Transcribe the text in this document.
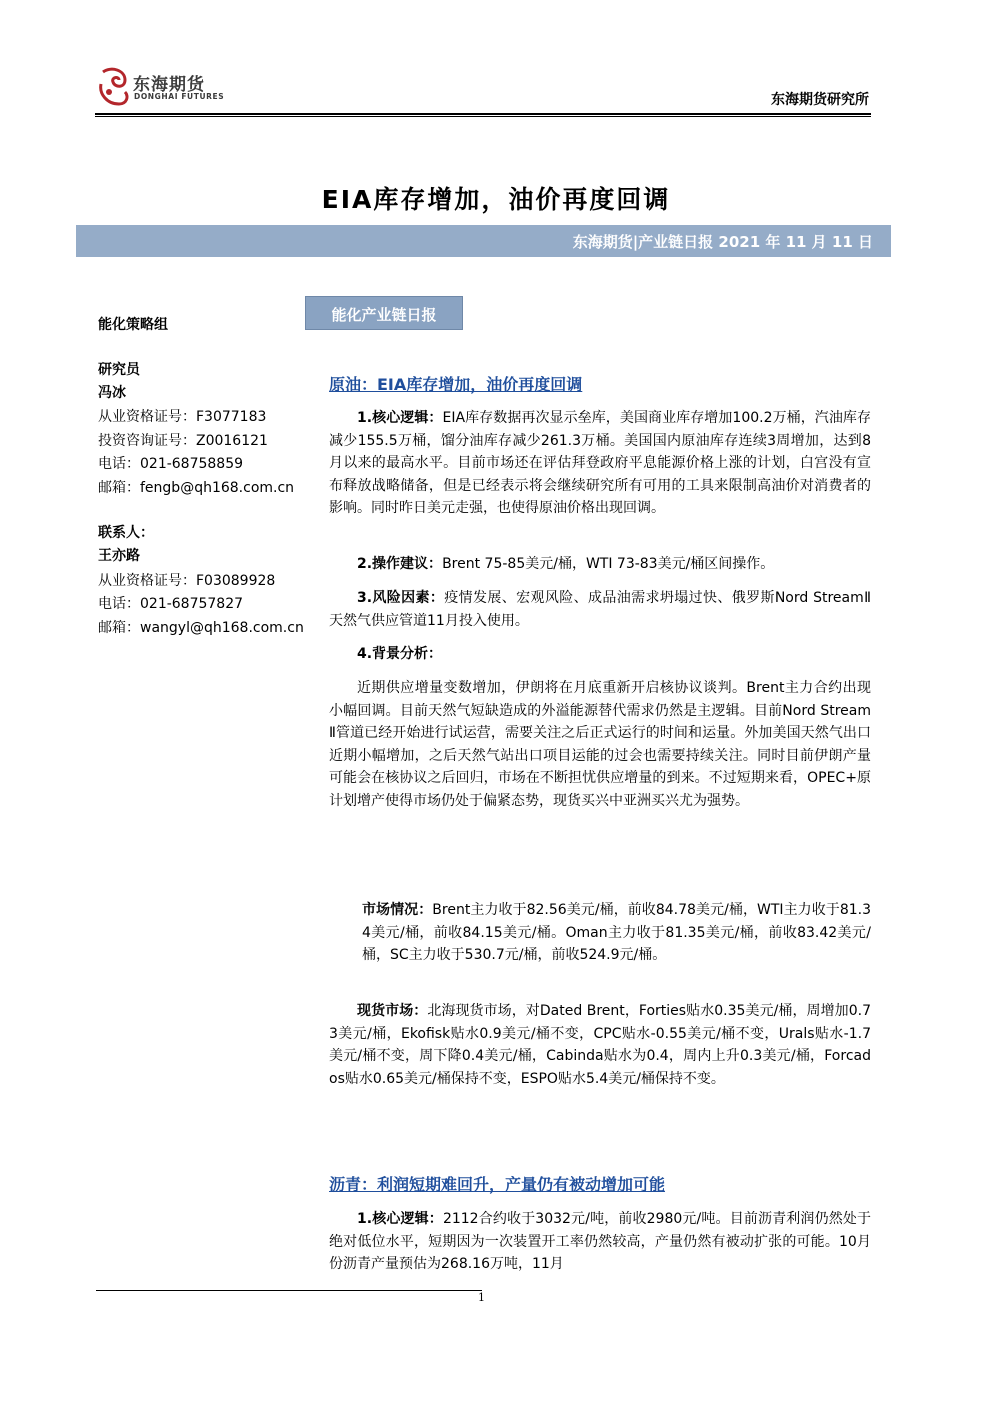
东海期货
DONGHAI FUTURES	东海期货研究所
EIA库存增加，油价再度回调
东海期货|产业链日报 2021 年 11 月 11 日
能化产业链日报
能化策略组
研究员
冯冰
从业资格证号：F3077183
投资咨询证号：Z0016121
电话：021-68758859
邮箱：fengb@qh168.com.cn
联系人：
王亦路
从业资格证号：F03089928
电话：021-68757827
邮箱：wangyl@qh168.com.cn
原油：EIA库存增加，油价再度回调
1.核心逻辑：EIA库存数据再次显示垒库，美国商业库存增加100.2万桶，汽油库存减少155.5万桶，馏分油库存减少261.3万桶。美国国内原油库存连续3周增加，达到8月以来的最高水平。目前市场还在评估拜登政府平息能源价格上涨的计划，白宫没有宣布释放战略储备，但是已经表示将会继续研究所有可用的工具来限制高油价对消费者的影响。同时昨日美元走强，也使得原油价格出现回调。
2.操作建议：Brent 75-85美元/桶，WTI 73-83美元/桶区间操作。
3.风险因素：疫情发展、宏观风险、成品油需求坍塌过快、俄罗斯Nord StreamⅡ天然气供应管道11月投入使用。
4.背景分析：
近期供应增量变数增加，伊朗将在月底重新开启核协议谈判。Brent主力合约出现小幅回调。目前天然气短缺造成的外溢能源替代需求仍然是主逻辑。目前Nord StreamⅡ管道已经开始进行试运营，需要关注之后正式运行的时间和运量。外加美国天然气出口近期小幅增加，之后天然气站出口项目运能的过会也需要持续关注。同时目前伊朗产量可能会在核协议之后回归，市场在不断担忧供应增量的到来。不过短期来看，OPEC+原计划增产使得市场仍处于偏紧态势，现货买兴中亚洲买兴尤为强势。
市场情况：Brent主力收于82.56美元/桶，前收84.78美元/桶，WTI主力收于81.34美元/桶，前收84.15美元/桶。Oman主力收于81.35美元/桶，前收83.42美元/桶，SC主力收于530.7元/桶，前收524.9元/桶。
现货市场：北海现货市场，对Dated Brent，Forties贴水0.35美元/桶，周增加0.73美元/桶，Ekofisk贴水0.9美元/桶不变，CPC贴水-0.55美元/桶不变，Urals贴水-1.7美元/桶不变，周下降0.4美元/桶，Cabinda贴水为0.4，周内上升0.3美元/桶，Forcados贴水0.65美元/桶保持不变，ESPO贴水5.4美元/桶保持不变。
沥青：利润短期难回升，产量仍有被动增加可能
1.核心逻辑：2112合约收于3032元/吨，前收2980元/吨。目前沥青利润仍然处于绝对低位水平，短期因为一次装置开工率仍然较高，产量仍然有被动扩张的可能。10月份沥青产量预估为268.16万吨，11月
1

========================

Find each line holding "核心逻辑". Copy it out.

Response to the task:
1.核心逻辑：EIA库存数据再次显示垒库，美国商业库存增加100.2万桶，汽油库存减少155.5万桶，馏分油库存减少261.3万桶。美国国内原油库存连续3周增加，达到8月以来的最高水平。目前市场还在评估拜登政府平息能源价格上涨的计划，白宫没有宣布释放战略储备，但是已经表示将会继续研究所有可用的工具来限制高油价对消费者的影响。同时昨日美元走强，也使得原油价格出现回调。
1.核心逻辑：2112合约收于3032元/吨，前收2980元/吨。目前沥青利润仍然处于绝对低位水平，短期因为一次装置开工率仍然较高，产量仍然有被动扩张的可能。10月份沥青产量预估为268.16万吨，11月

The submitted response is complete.